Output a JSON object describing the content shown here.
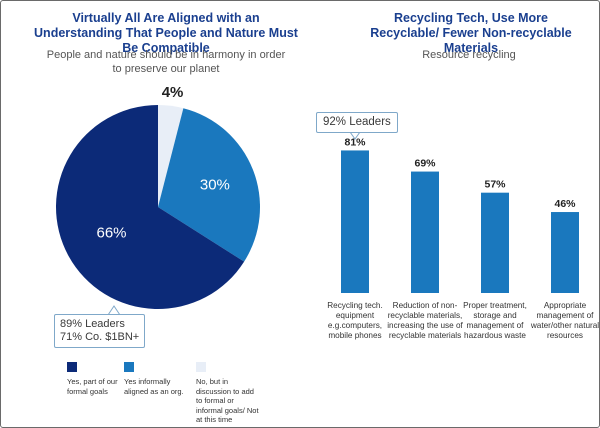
{
  "chart_data": [
    {
      "type": "pie",
      "title": "Virtually All Are Aligned with an Understanding That People and Nature Must Be Compatible",
      "subtitle": "People and nature should be in harmony in order to preserve our planet",
      "slices": [
        {
          "label": "Yes, part of our formal goals",
          "value": 66,
          "display": "66%",
          "color": "#0c2a78"
        },
        {
          "label": "Yes informally aligned as an org.",
          "value": 30,
          "display": "30%",
          "color": "#1a78be"
        },
        {
          "label": "No, but in discussion to add to formal or informal goals/ Not at this time",
          "value": 4,
          "display": "4%",
          "color": "#e8eef7"
        }
      ],
      "callout": {
        "line1": "89% Leaders",
        "line2": "71% Co. $1BN+"
      },
      "legend_placement": "bottom"
    },
    {
      "type": "bar",
      "title": "Recycling Tech, Use More Recyclable/ Fewer Non-recyclable Materials",
      "subtitle": "Resource recycling",
      "categories": [
        "Recycling tech. equipment e.g.computers, mobile phones",
        "Reduction of non-recyclable materials, increasing the use of recyclable materials",
        "Proper treatment, storage and management of hazardous waste",
        "Appropriate management of water/other natural resources"
      ],
      "values": [
        81,
        69,
        57,
        46
      ],
      "value_labels": [
        "81%",
        "69%",
        "57%",
        "46%"
      ],
      "ylim": [
        0,
        100
      ],
      "color": "#1a78be",
      "grid": false,
      "callout": "92% Leaders"
    }
  ]
}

━━━━━━━━━━

### Exercise aim
Copy all the records above exactly, but leave out the pictures.

### Full solution
Output a JSON object describing the content shown here.
{
  "chart_data": [
    {
      "type": "pie",
      "title": "Virtually All Are Aligned with an Understanding That People and Nature Must Be Compatible",
      "subtitle": "People and nature should be in harmony in order to preserve our planet",
      "slices": [
        {
          "label": "Yes, part of our formal goals",
          "value": 66,
          "display": "66%",
          "color": "#0c2a78"
        },
        {
          "label": "Yes informally aligned as an org.",
          "value": 30,
          "display": "30%",
          "color": "#1a78be"
        },
        {
          "label": "No, but in discussion to add to formal or informal goals/ Not at this time",
          "value": 4,
          "display": "4%",
          "color": "#e8eef7"
        }
      ],
      "callout": {
        "line1": "89% Leaders",
        "line2": "71% Co. $1BN+"
      },
      "legend_placement": "bottom"
    },
    {
      "type": "bar",
      "title": "Recycling Tech, Use More Recyclable/ Fewer Non-recyclable Materials",
      "subtitle": "Resource recycling",
      "categories": [
        "Recycling tech. equipment e.g.computers, mobile phones",
        "Reduction of non-recyclable materials, increasing the use of recyclable materials",
        "Proper treatment, storage and management of hazardous waste",
        "Appropriate management of water/other natural resources"
      ],
      "values": [
        81,
        69,
        57,
        46
      ],
      "value_labels": [
        "81%",
        "69%",
        "57%",
        "46%"
      ],
      "ylim": [
        0,
        100
      ],
      "color": "#1a78be",
      "grid": false,
      "callout": "92% Leaders"
    }
  ]
}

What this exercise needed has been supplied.